▸ **REQUIRED TASK**: Copy each line containing the word "stress" from the records that follow, please.
>> Start DATASET RECORDS
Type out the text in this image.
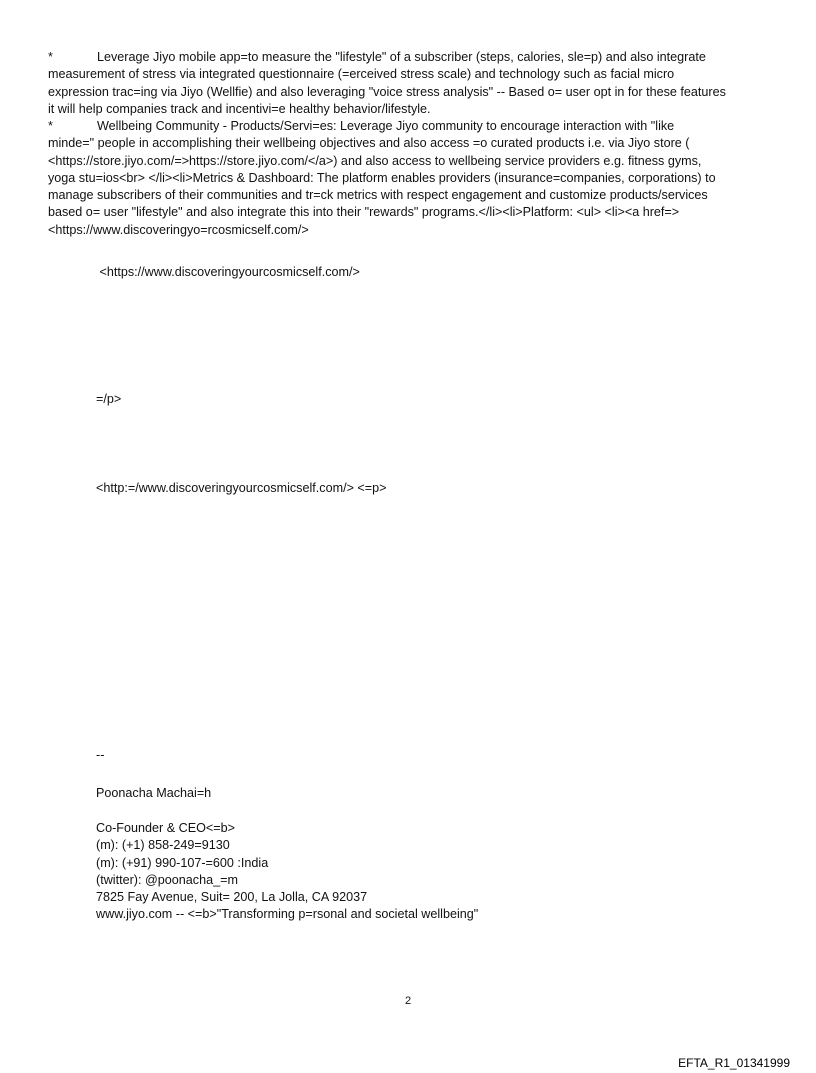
*	Leverage Jiyo mobile app=to measure the "lifestyle" of a subscriber (steps, calories, sle=p) and also integrate
measurement of stress via integrated questionnaire (=erceived stress scale) and technology such as facial micro
expression trac=ing via Jiyo (Wellfie) and also leveraging "voice stress analysis" -- Based o= user opt in for these features
it will help companies track and incentivi=e healthy behavior/lifestyle.
*	Wellbeing Community - Products/Servi=es: Leverage Jiyo community to encourage interaction with "like
minde=" people in accomplishing their wellbeing objectives and also access =o curated products i.e. via Jiyo store (
<https://store.jiyo.com/=>https://store.jiyo.com/</a>) and also access to wellbeing service providers e.g. fitness gyms,
yoga stu=ios<br> </li><li>Metrics & Dashboard: The platform enables providers (insurance=companies, corporations) to
manage subscribers of their communities and tr=ck metrics with respect engagement and customize products/services
based o= user "lifestyle" and also integrate this into their "rewards" programs.</li><li>Platform: <ul> <li><a href=>
<https://www.discoveringyo=rcosmicself.com/>
<https://www.discoveringyourcosmicself.com/>
=/p>
<http:=/www.discoveringyourcosmicself.com/> <=p>
--
Poonacha Machai=h
Co-Founder & CEO<=b>
(m): (+1) 858-249=9130
(m): (+91) 990-107-=600 :India
(twitter): @poonacha_=m
7825 Fay Avenue, Suit= 200, La Jolla, CA 92037
www.jiyo.com -- <=b>"Transforming p=rsonal and societal wellbeing"
2
EFTA_R1_01341999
>> End DATASET RECORDS
▸ **TASK RESPONSE**:
measurement of stress via integrated questionnaire (=erceived stress scale) and technology such as facial micro
expression trac=ing via Jiyo (Wellfie) and also leveraging "voice stress analysis" -- Based o= user opt in for these features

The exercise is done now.